INPUT DATA
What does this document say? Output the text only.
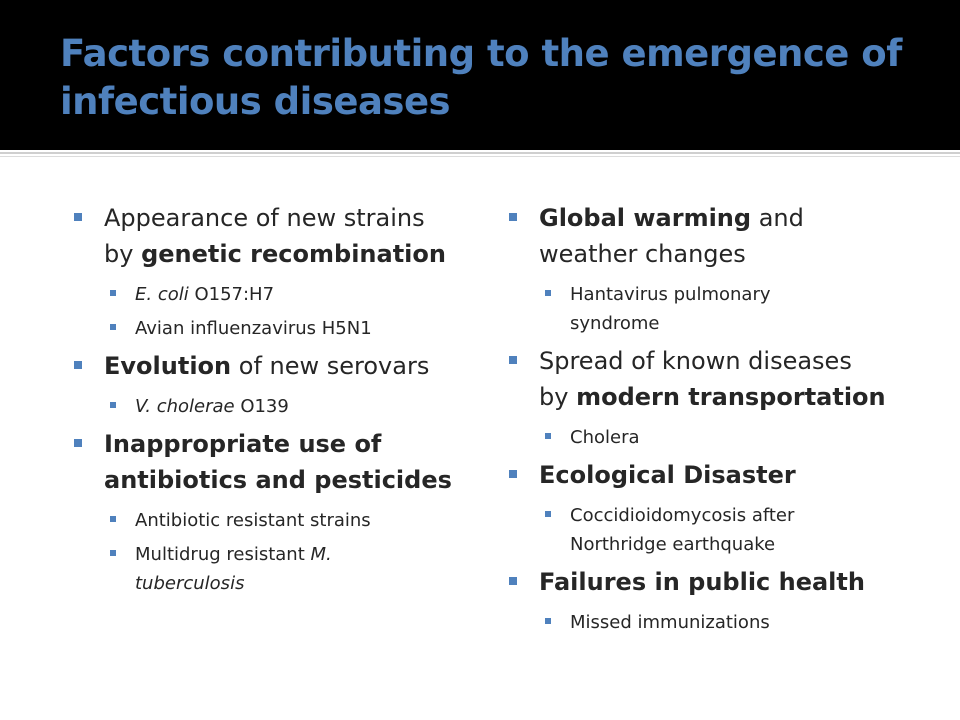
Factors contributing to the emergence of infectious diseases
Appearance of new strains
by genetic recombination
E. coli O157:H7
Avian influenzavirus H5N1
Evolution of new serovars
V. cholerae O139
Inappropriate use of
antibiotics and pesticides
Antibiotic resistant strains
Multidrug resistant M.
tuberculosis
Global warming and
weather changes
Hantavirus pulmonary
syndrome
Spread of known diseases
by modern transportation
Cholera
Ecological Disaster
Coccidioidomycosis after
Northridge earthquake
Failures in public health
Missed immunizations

PROBLEM STATEMENT
This exercise needs every entry retyped exactly, with the pictures removed.

TASK SOLUTION
What does this document say? Output the text only.
Factors contributing to the emergence of infectious diseases
Appearance of new strains
by genetic recombination
E. coli O157:H7
Avian influenzavirus H5N1
Evolution of new serovars
V. cholerae O139
Inappropriate use of
antibiotics and pesticides
Antibiotic resistant strains
Multidrug resistant M.
tuberculosis
Global warming and
weather changes
Hantavirus pulmonary
syndrome
Spread of known diseases
by modern transportation
Cholera
Ecological Disaster
Coccidioidomycosis after
Northridge earthquake
Failures in public health
Missed immunizations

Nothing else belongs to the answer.